=== What the task asks ===
Every line of the records below should be restated exactly.

◆ ◆ ◆

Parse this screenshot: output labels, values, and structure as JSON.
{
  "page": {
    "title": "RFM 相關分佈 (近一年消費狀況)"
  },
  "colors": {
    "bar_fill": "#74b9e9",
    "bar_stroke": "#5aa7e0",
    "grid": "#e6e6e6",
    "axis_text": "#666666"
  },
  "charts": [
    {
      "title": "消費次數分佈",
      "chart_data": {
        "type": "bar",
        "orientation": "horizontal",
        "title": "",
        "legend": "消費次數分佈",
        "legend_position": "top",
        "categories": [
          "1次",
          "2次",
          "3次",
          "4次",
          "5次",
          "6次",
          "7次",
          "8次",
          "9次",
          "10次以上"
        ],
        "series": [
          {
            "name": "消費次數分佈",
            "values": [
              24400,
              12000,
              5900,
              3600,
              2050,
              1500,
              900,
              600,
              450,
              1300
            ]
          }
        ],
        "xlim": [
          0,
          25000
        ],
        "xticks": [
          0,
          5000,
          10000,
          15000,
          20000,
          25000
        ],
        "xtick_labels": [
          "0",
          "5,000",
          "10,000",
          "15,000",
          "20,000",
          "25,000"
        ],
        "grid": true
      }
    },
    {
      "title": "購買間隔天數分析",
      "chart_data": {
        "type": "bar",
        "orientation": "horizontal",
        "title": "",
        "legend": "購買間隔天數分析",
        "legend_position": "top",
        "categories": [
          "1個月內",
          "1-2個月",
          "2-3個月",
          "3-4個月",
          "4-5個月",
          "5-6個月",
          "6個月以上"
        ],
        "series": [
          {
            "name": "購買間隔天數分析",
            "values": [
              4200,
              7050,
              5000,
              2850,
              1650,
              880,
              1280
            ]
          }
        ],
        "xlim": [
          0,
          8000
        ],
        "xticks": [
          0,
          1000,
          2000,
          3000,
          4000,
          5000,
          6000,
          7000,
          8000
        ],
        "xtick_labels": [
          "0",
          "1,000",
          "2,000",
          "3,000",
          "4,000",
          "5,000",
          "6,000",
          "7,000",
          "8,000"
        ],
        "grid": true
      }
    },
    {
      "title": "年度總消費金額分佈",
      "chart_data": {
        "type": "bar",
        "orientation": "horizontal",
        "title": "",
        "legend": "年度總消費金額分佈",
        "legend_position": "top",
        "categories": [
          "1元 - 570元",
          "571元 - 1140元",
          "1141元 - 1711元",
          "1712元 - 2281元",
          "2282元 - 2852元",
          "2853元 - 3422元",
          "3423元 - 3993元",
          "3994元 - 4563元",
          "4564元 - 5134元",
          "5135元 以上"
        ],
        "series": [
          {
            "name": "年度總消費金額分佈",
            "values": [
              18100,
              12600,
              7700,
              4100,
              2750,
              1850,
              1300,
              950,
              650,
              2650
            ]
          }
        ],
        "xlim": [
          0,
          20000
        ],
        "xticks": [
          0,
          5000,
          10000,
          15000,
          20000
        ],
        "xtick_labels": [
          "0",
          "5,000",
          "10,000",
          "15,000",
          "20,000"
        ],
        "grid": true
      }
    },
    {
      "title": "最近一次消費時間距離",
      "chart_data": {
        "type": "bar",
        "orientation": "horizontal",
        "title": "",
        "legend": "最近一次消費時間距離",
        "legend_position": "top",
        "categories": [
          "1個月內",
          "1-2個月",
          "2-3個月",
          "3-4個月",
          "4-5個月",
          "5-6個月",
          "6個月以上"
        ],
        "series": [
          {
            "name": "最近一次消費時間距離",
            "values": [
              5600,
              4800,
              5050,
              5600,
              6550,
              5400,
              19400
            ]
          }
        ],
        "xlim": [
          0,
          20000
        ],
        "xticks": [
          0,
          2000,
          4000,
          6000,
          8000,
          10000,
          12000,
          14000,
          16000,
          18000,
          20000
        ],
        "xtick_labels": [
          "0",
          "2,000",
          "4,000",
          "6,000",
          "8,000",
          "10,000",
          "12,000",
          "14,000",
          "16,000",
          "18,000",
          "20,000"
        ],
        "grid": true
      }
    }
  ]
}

◆ ◆ ◆

=== Written solution ===
Parse this screenshot: output labels, values, and structure as JSON.
{
  "page": {
    "title": "RFM 相關分佈 (近一年消費狀況)"
  },
  "colors": {
    "bar_fill": "#74b9e9",
    "bar_stroke": "#5aa7e0",
    "grid": "#e6e6e6",
    "axis_text": "#666666"
  },
  "charts": [
    {
      "title": "消費次數分佈",
      "chart_data": {
        "type": "bar",
        "orientation": "horizontal",
        "title": "",
        "legend": "消費次數分佈",
        "legend_position": "top",
        "categories": [
          "1次",
          "2次",
          "3次",
          "4次",
          "5次",
          "6次",
          "7次",
          "8次",
          "9次",
          "10次以上"
        ],
        "series": [
          {
            "name": "消費次數分佈",
            "values": [
              24400,
              12000,
              5900,
              3600,
              2050,
              1500,
              900,
              600,
              450,
              1300
            ]
          }
        ],
        "xlim": [
          0,
          25000
        ],
        "xticks": [
          0,
          5000,
          10000,
          15000,
          20000,
          25000
        ],
        "xtick_labels": [
          "0",
          "5,000",
          "10,000",
          "15,000",
          "20,000",
          "25,000"
        ],
        "grid": true
      }
    },
    {
      "title": "購買間隔天數分析",
      "chart_data": {
        "type": "bar",
        "orientation": "horizontal",
        "title": "",
        "legend": "購買間隔天數分析",
        "legend_position": "top",
        "categories": [
          "1個月內",
          "1-2個月",
          "2-3個月",
          "3-4個月",
          "4-5個月",
          "5-6個月",
          "6個月以上"
        ],
        "series": [
          {
            "name": "購買間隔天數分析",
            "values": [
              4200,
              7050,
              5000,
              2850,
              1650,
              880,
              1280
            ]
          }
        ],
        "xlim": [
          0,
          8000
        ],
        "xticks": [
          0,
          1000,
          2000,
          3000,
          4000,
          5000,
          6000,
          7000,
          8000
        ],
        "xtick_labels": [
          "0",
          "1,000",
          "2,000",
          "3,000",
          "4,000",
          "5,000",
          "6,000",
          "7,000",
          "8,000"
        ],
        "grid": true
      }
    },
    {
      "title": "年度總消費金額分佈",
      "chart_data": {
        "type": "bar",
        "orientation": "horizontal",
        "title": "",
        "legend": "年度總消費金額分佈",
        "legend_position": "top",
        "categories": [
          "1元 - 570元",
          "571元 - 1140元",
          "1141元 - 1711元",
          "1712元 - 2281元",
          "2282元 - 2852元",
          "2853元 - 3422元",
          "3423元 - 3993元",
          "3994元 - 4563元",
          "4564元 - 5134元",
          "5135元 以上"
        ],
        "series": [
          {
            "name": "年度總消費金額分佈",
            "values": [
              18100,
              12600,
              7700,
              4100,
              2750,
              1850,
              1300,
              950,
              650,
              2650
            ]
          }
        ],
        "xlim": [
          0,
          20000
        ],
        "xticks": [
          0,
          5000,
          10000,
          15000,
          20000
        ],
        "xtick_labels": [
          "0",
          "5,000",
          "10,000",
          "15,000",
          "20,000"
        ],
        "grid": true
      }
    },
    {
      "title": "最近一次消費時間距離",
      "chart_data": {
        "type": "bar",
        "orientation": "horizontal",
        "title": "",
        "legend": "最近一次消費時間距離",
        "legend_position": "top",
        "categories": [
          "1個月內",
          "1-2個月",
          "2-3個月",
          "3-4個月",
          "4-5個月",
          "5-6個月",
          "6個月以上"
        ],
        "series": [
          {
            "name": "最近一次消費時間距離",
            "values": [
              5600,
              4800,
              5050,
              5600,
              6550,
              5400,
              19400
            ]
          }
        ],
        "xlim": [
          0,
          20000
        ],
        "xticks": [
          0,
          2000,
          4000,
          6000,
          8000,
          10000,
          12000,
          14000,
          16000,
          18000,
          20000
        ],
        "xtick_labels": [
          "0",
          "2,000",
          "4,000",
          "6,000",
          "8,000",
          "10,000",
          "12,000",
          "14,000",
          "16,000",
          "18,000",
          "20,000"
        ],
        "grid": true
      }
    }
  ]
}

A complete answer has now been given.